▸ **Work required**
All the data should be repeated exactly. Any image in it is left out.

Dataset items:

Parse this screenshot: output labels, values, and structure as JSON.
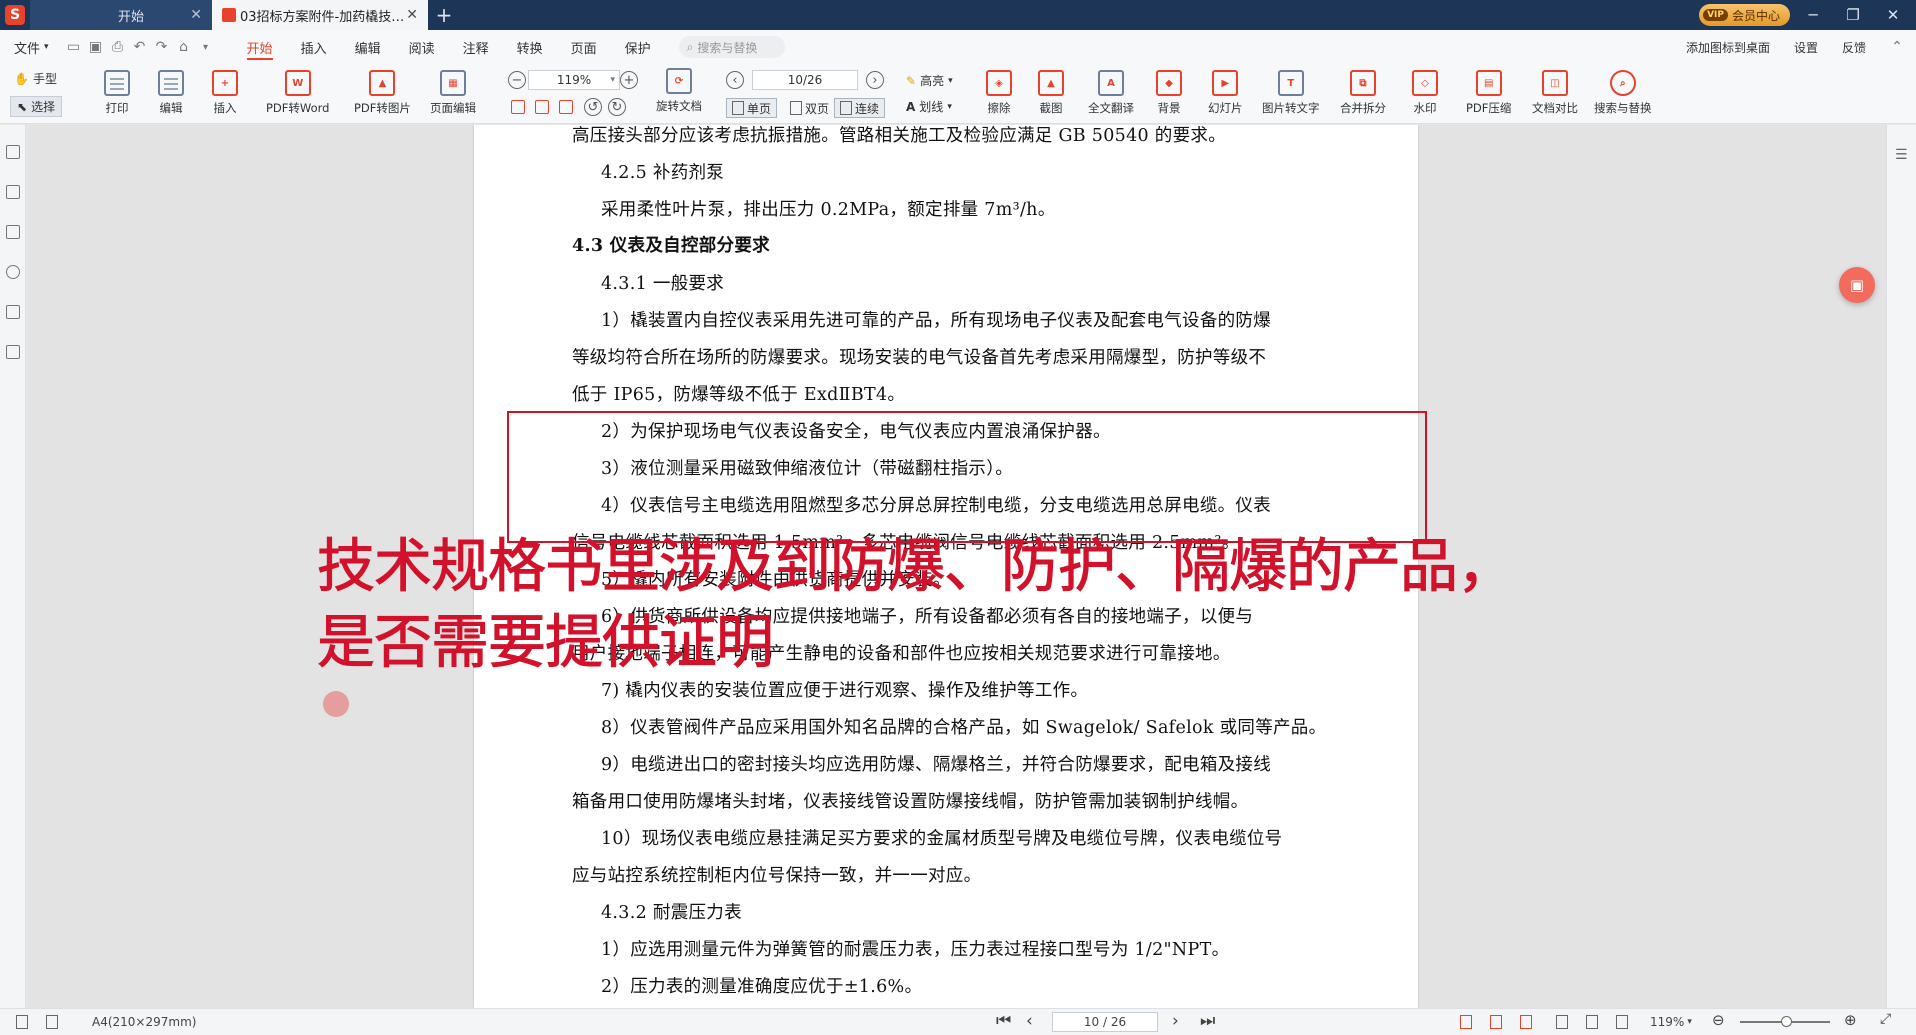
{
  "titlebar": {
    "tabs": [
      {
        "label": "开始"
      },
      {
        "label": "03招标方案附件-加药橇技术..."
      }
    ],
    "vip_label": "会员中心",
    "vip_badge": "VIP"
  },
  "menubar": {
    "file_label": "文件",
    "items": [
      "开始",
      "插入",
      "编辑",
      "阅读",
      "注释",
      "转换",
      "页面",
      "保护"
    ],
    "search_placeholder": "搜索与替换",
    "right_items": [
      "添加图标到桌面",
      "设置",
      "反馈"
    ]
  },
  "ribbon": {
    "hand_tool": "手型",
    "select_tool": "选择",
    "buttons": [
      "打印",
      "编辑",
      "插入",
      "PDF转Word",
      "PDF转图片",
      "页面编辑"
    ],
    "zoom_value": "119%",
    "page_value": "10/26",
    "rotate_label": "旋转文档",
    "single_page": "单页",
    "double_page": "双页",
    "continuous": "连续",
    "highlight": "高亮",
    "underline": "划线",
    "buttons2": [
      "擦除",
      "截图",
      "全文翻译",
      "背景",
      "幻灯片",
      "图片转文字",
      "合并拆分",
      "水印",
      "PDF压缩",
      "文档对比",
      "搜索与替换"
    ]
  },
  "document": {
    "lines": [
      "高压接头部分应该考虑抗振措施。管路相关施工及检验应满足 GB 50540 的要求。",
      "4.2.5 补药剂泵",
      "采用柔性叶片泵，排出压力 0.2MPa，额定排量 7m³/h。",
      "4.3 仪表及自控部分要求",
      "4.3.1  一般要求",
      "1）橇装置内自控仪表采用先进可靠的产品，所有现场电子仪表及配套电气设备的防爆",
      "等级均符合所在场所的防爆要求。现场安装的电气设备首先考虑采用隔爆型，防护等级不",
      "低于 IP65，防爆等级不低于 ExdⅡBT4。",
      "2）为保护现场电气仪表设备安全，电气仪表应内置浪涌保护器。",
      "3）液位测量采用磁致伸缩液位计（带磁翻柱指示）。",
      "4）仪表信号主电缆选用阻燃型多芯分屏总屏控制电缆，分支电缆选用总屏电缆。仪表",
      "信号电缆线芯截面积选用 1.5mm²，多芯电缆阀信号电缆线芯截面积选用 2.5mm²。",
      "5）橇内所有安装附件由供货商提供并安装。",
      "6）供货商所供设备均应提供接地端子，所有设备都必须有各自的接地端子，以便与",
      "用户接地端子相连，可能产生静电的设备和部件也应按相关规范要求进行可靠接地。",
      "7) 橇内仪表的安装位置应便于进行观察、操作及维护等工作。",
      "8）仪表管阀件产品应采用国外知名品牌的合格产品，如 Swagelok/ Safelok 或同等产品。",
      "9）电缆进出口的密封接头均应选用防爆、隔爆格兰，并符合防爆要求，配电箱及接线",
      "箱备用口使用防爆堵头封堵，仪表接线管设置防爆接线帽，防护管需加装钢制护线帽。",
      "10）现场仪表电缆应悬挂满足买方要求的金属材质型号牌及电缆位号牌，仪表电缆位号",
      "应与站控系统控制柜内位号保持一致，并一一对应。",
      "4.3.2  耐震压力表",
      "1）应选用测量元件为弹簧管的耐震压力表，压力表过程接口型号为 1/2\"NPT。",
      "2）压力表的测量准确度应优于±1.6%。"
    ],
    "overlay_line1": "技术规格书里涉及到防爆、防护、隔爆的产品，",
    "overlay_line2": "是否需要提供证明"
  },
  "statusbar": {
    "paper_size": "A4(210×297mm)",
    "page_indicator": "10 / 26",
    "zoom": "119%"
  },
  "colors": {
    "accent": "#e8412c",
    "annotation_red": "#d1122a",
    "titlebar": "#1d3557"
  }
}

▸ **Output below**
Parse this screenshot: output labels, values, and structure as JSON.
{
  "titlebar": {
    "tabs": [
      {
        "label": "开始"
      },
      {
        "label": "03招标方案附件-加药橇技术..."
      }
    ],
    "vip_label": "会员中心",
    "vip_badge": "VIP"
  },
  "menubar": {
    "file_label": "文件",
    "items": [
      "开始",
      "插入",
      "编辑",
      "阅读",
      "注释",
      "转换",
      "页面",
      "保护"
    ],
    "search_placeholder": "搜索与替换",
    "right_items": [
      "添加图标到桌面",
      "设置",
      "反馈"
    ]
  },
  "ribbon": {
    "hand_tool": "手型",
    "select_tool": "选择",
    "buttons": [
      "打印",
      "编辑",
      "插入",
      "PDF转Word",
      "PDF转图片",
      "页面编辑"
    ],
    "zoom_value": "119%",
    "page_value": "10/26",
    "rotate_label": "旋转文档",
    "single_page": "单页",
    "double_page": "双页",
    "continuous": "连续",
    "highlight": "高亮",
    "underline": "划线",
    "buttons2": [
      "擦除",
      "截图",
      "全文翻译",
      "背景",
      "幻灯片",
      "图片转文字",
      "合并拆分",
      "水印",
      "PDF压缩",
      "文档对比",
      "搜索与替换"
    ]
  },
  "document": {
    "lines": [
      "高压接头部分应该考虑抗振措施。管路相关施工及检验应满足 GB 50540 的要求。",
      "4.2.5 补药剂泵",
      "采用柔性叶片泵，排出压力 0.2MPa，额定排量 7m³/h。",
      "4.3 仪表及自控部分要求",
      "4.3.1  一般要求",
      "1）橇装置内自控仪表采用先进可靠的产品，所有现场电子仪表及配套电气设备的防爆",
      "等级均符合所在场所的防爆要求。现场安装的电气设备首先考虑采用隔爆型，防护等级不",
      "低于 IP65，防爆等级不低于 ExdⅡBT4。",
      "2）为保护现场电气仪表设备安全，电气仪表应内置浪涌保护器。",
      "3）液位测量采用磁致伸缩液位计（带磁翻柱指示）。",
      "4）仪表信号主电缆选用阻燃型多芯分屏总屏控制电缆，分支电缆选用总屏电缆。仪表",
      "信号电缆线芯截面积选用 1.5mm²，多芯电缆阀信号电缆线芯截面积选用 2.5mm²。",
      "5）橇内所有安装附件由供货商提供并安装。",
      "6）供货商所供设备均应提供接地端子，所有设备都必须有各自的接地端子，以便与",
      "用户接地端子相连，可能产生静电的设备和部件也应按相关规范要求进行可靠接地。",
      "7) 橇内仪表的安装位置应便于进行观察、操作及维护等工作。",
      "8）仪表管阀件产品应采用国外知名品牌的合格产品，如 Swagelok/ Safelok 或同等产品。",
      "9）电缆进出口的密封接头均应选用防爆、隔爆格兰，并符合防爆要求，配电箱及接线",
      "箱备用口使用防爆堵头封堵，仪表接线管设置防爆接线帽，防护管需加装钢制护线帽。",
      "10）现场仪表电缆应悬挂满足买方要求的金属材质型号牌及电缆位号牌，仪表电缆位号",
      "应与站控系统控制柜内位号保持一致，并一一对应。",
      "4.3.2  耐震压力表",
      "1）应选用测量元件为弹簧管的耐震压力表，压力表过程接口型号为 1/2\"NPT。",
      "2）压力表的测量准确度应优于±1.6%。"
    ],
    "overlay_line1": "技术规格书里涉及到防爆、防护、隔爆的产品，",
    "overlay_line2": "是否需要提供证明"
  },
  "statusbar": {
    "paper_size": "A4(210×297mm)",
    "page_indicator": "10 / 26",
    "zoom": "119%"
  },
  "colors": {
    "accent": "#e8412c",
    "annotation_red": "#d1122a",
    "titlebar": "#1d3557"
  }
}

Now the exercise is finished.